| AIM |
Could you transcribe every record below exactly as written, leaving out any pictures?
=-=-=-=-=
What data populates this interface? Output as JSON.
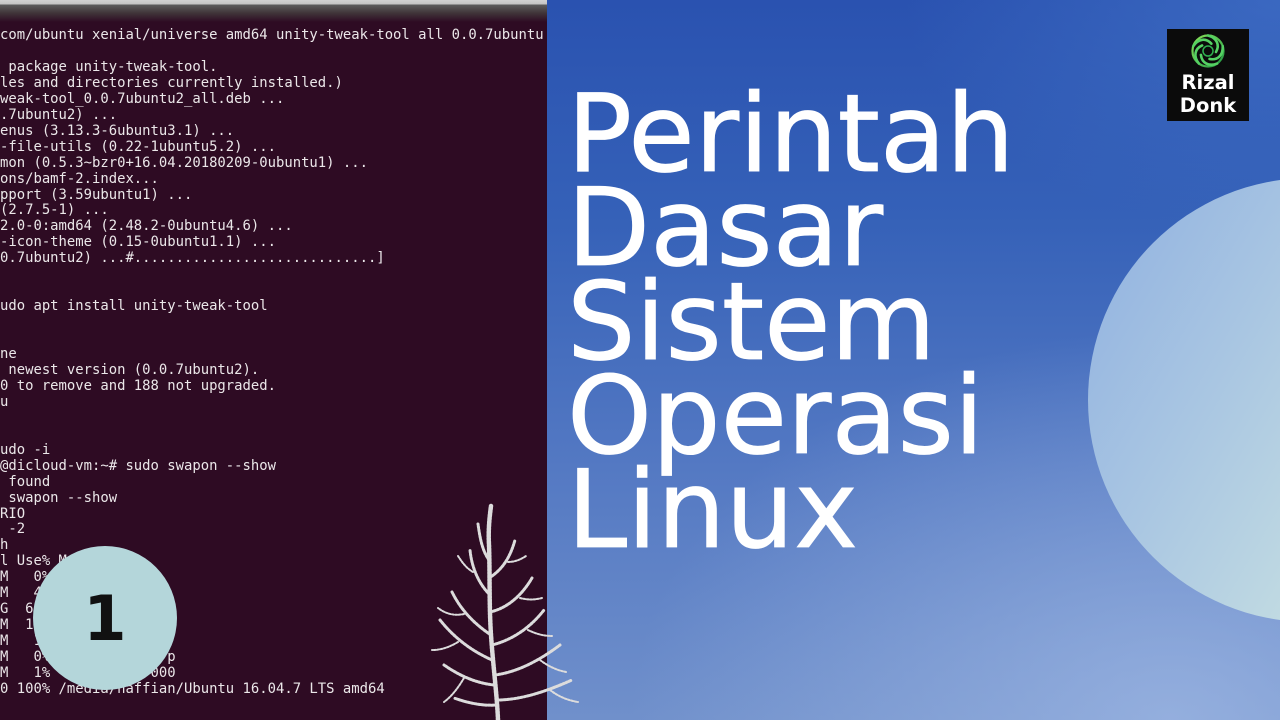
{
  "terminal": {
    "lines": [
      "com/ubuntu xenial/universe amd64 unity-tweak-tool all 0.0.7ubuntu",
      " package unity-tweak-tool.",
      "les and directories currently installed.)",
      "weak-tool_0.0.7ubuntu2_all.deb ...",
      ".7ubuntu2) ...",
      "enus (3.13.3-6ubuntu3.1) ...",
      "-file-utils (0.22-1ubuntu5.2) ...",
      "mon (0.5.3~bzr0+16.04.20180209-0ubuntu1) ...",
      "ons/bamf-2.index...",
      "pport (3.59ubuntu1) ...",
      "(2.7.5-1) ...",
      "2.0-0:amd64 (2.48.2-0ubuntu4.6) ...",
      "-icon-theme (0.15-0ubuntu1.1) ...",
      "0.7ubuntu2) ...#.............................]",
      "udo apt install unity-tweak-tool",
      "ne",
      " newest version (0.0.7ubuntu2).",
      "0 to remove and 188 not upgraded.",
      "u",
      "udo -i",
      "@dicloud-vm:~# sudo swapon --show",
      " found",
      " swapon --show",
      "RIO",
      " -2",
      "h",
      "l Use% M",
      "M   0%",
      "M   4",
      "G  6",
      "M  1",
      "M   1",
      "M   0%              p",
      "M   1%            000",
      "0 100% /media/naffian/Ubuntu 16.04.7 LTS amd64"
    ]
  },
  "headline": [
    "Perintah",
    "Dasar",
    "Sistem",
    "Operasi",
    "Linux"
  ],
  "badge": {
    "number": "1"
  },
  "logo": {
    "line1": "Rizal",
    "line2": "Donk",
    "icon": "swirl-icon"
  },
  "decorations": {
    "illustration": "coral-illustration",
    "shape": "light-circle"
  },
  "colors": {
    "terminal_background": "#2e0b23",
    "terminal_text": "#ebe7e9",
    "panel_top": "#2a52b0",
    "panel_bottom": "#7090cb",
    "circle_light": "#d3e8e1",
    "badge": "#b4d6da",
    "logo_background": "#0b0b0b",
    "logo_icon": "#55d163",
    "headline_text": "#ffffff"
  }
}
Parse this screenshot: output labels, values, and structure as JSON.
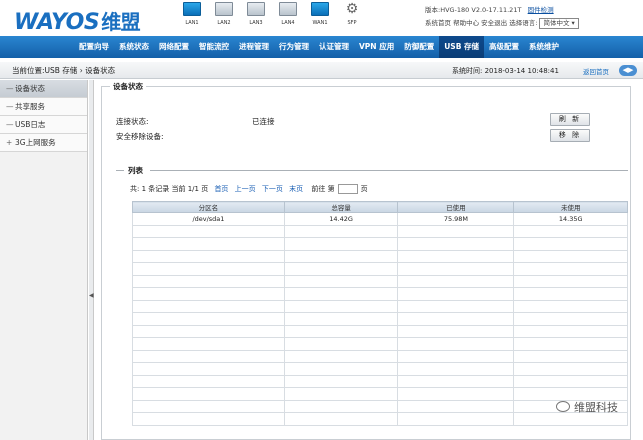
=-=-=-=-=
| ANSWER TO THE TASK |
What data populates this interface? Output as JSON.
{
  "terminal": {
    "lines": [
      "com/ubuntu xenial/universe amd64 unity-tweak-tool all 0.0.7ubuntu",
      " package unity-tweak-tool.",
      "les and directories currently installed.)",
      "weak-tool_0.0.7ubuntu2_all.deb ...",
      ".7ubuntu2) ...",
      "enus (3.13.3-6ubuntu3.1) ...",
      "-file-utils (0.22-1ubuntu5.2) ...",
      "mon (0.5.3~bzr0+16.04.20180209-0ubuntu1) ...",
      "ons/bamf-2.index...",
      "pport (3.59ubuntu1) ...",
      "(2.7.5-1) ...",
      "2.0-0:amd64 (2.48.2-0ubuntu4.6) ...",
      "-icon-theme (0.15-0ubuntu1.1) ...",
      "0.7ubuntu2) ...#.............................]",
      "udo apt install unity-tweak-tool",
      "ne",
      " newest version (0.0.7ubuntu2).",
      "0 to remove and 188 not upgraded.",
      "u",
      "udo -i",
      "@dicloud-vm:~# sudo swapon --show",
      " found",
      " swapon --show",
      "RIO",
      " -2",
      "h",
      "l Use% M",
      "M   0%",
      "M   4",
      "G  6",
      "M  1",
      "M   1",
      "M   0%              p",
      "M   1%            000",
      "0 100% /media/naffian/Ubuntu 16.04.7 LTS amd64"
    ]
  },
  "headline": [
    "Perintah",
    "Dasar",
    "Sistem",
    "Operasi",
    "Linux"
  ],
  "badge": {
    "number": "1"
  },
  "logo": {
    "line1": "Rizal",
    "line2": "Donk",
    "icon": "swirl-icon"
  },
  "decorations": {
    "illustration": "coral-illustration",
    "shape": "light-circle"
  },
  "colors": {
    "terminal_background": "#2e0b23",
    "terminal_text": "#ebe7e9",
    "panel_top": "#2a52b0",
    "panel_bottom": "#7090cb",
    "circle_light": "#d3e8e1",
    "badge": "#b4d6da",
    "logo_background": "#0b0b0b",
    "logo_icon": "#55d163",
    "headline_text": "#ffffff"
  }
}
Parse this screenshot: output labels, values, and structure as JSON.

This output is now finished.